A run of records
==========

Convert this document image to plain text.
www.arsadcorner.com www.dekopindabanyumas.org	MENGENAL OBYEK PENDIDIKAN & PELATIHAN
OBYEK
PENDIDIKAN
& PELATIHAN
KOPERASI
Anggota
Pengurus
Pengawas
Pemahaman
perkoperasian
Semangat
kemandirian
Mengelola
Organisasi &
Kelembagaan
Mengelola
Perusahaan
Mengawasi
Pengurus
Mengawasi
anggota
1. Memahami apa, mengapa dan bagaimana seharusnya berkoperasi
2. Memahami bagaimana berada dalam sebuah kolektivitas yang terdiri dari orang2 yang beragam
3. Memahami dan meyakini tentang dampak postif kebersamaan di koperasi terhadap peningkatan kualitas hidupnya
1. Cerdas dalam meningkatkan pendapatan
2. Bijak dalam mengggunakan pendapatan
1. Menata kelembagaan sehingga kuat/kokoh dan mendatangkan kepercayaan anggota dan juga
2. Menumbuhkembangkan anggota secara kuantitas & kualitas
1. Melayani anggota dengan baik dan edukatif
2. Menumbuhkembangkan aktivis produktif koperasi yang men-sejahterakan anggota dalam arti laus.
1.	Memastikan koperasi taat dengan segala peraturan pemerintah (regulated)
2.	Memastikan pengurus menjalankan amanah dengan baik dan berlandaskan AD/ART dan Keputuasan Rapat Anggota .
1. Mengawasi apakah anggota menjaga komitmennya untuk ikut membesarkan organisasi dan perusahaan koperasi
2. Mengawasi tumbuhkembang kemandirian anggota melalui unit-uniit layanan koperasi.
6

==========

All of the entries above should be written out again exactly.

■ **Exercise output**
Convert this document image to plain text.
www.arsadcorner.com www.dekopindabanyumas.org	MENGENAL OBYEK PENDIDIKAN & PELATIHAN
OBYEK
PENDIDIKAN
& PELATIHAN
KOPERASI
Anggota
Pengurus
Pengawas
Pemahaman
perkoperasian
Semangat
kemandirian
Mengelola
Organisasi &
Kelembagaan
Mengelola
Perusahaan
Mengawasi
Pengurus
Mengawasi
anggota
1. Memahami apa, mengapa dan bagaimana seharusnya berkoperasi
2. Memahami bagaimana berada dalam sebuah kolektivitas yang terdiri dari orang2 yang beragam
3. Memahami dan meyakini tentang dampak postif kebersamaan di koperasi terhadap peningkatan kualitas hidupnya
1. Cerdas dalam meningkatkan pendapatan
2. Bijak dalam mengggunakan pendapatan
1. Menata kelembagaan sehingga kuat/kokoh dan mendatangkan kepercayaan anggota dan juga
2. Menumbuhkembangkan anggota secara kuantitas & kualitas
1. Melayani anggota dengan baik dan edukatif
2. Menumbuhkembangkan aktivis produktif koperasi yang men-sejahterakan anggota dalam arti laus.
1.	Memastikan koperasi taat dengan segala peraturan pemerintah (regulated)
2.	Memastikan pengurus menjalankan amanah dengan baik dan berlandaskan AD/ART dan Keputuasan Rapat Anggota .
1. Mengawasi apakah anggota menjaga komitmennya untuk ikut membesarkan organisasi dan perusahaan koperasi
2. Mengawasi tumbuhkembang kemandirian anggota melalui unit-uniit layanan koperasi.
6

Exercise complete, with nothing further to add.